WRITTEN PROBLEM: Print all of the data exactly.
********************
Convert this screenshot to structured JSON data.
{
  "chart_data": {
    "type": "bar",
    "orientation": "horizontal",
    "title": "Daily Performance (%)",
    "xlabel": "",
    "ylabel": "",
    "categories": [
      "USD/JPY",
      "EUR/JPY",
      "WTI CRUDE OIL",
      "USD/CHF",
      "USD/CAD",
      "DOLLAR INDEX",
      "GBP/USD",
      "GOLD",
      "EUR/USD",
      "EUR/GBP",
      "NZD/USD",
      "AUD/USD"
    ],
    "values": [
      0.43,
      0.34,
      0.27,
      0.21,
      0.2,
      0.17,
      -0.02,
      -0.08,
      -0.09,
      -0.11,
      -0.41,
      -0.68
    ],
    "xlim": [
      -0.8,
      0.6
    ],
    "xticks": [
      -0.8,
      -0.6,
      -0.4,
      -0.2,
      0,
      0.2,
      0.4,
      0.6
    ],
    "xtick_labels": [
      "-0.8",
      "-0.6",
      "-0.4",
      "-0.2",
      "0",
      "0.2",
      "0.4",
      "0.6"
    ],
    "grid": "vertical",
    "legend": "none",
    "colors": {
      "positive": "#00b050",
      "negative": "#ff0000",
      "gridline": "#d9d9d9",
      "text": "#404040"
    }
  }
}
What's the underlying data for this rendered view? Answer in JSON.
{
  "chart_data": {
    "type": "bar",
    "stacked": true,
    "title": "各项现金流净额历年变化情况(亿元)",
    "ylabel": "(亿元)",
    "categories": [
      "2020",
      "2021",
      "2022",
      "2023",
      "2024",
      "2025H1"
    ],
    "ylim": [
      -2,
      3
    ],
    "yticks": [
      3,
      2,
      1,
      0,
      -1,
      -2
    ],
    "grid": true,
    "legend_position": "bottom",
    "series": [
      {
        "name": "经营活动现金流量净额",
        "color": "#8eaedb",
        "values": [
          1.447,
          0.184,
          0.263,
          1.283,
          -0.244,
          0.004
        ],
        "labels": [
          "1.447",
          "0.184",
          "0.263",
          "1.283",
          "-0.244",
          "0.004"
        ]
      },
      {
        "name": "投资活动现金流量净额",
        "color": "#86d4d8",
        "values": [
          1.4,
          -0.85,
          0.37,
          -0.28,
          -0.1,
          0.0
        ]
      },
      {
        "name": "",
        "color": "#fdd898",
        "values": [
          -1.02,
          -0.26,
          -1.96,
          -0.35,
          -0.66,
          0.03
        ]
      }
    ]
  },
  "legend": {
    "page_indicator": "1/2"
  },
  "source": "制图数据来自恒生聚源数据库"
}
********************
SOLVED EXERCISE:
Convert this screenshot to structured JSON data.
{
  "chart_data": {
    "type": "bar",
    "orientation": "horizontal",
    "title": "Daily Performance (%)",
    "xlabel": "",
    "ylabel": "",
    "categories": [
      "USD/JPY",
      "EUR/JPY",
      "WTI CRUDE OIL",
      "USD/CHF",
      "USD/CAD",
      "DOLLAR INDEX",
      "GBP/USD",
      "GOLD",
      "EUR/USD",
      "EUR/GBP",
      "NZD/USD",
      "AUD/USD"
    ],
    "values": [
      0.43,
      0.34,
      0.27,
      0.21,
      0.2,
      0.17,
      -0.02,
      -0.08,
      -0.09,
      -0.11,
      -0.41,
      -0.68
    ],
    "xlim": [
      -0.8,
      0.6
    ],
    "xticks": [
      -0.8,
      -0.6,
      -0.4,
      -0.2,
      0,
      0.2,
      0.4,
      0.6
    ],
    "xtick_labels": [
      "-0.8",
      "-0.6",
      "-0.4",
      "-0.2",
      "0",
      "0.2",
      "0.4",
      "0.6"
    ],
    "grid": "vertical",
    "legend": "none",
    "colors": {
      "positive": "#00b050",
      "negative": "#ff0000",
      "gridline": "#d9d9d9",
      "text": "#404040"
    }
  }
}
What's the underlying data for this rendered view? Answer in JSON.
{
  "chart_data": {
    "type": "bar",
    "stacked": true,
    "title": "各项现金流净额历年变化情况(亿元)",
    "ylabel": "(亿元)",
    "categories": [
      "2020",
      "2021",
      "2022",
      "2023",
      "2024",
      "2025H1"
    ],
    "ylim": [
      -2,
      3
    ],
    "yticks": [
      3,
      2,
      1,
      0,
      -1,
      -2
    ],
    "grid": true,
    "legend_position": "bottom",
    "series": [
      {
        "name": "经营活动现金流量净额",
        "color": "#8eaedb",
        "values": [
          1.447,
          0.184,
          0.263,
          1.283,
          -0.244,
          0.004
        ],
        "labels": [
          "1.447",
          "0.184",
          "0.263",
          "1.283",
          "-0.244",
          "0.004"
        ]
      },
      {
        "name": "投资活动现金流量净额",
        "color": "#86d4d8",
        "values": [
          1.4,
          -0.85,
          0.37,
          -0.28,
          -0.1,
          0.0
        ]
      },
      {
        "name": "",
        "color": "#fdd898",
        "values": [
          -1.02,
          -0.26,
          -1.96,
          -0.35,
          -0.66,
          0.03
        ]
      }
    ]
  },
  "legend": {
    "page_indicator": "1/2"
  },
  "source": "制图数据来自恒生聚源数据库"
}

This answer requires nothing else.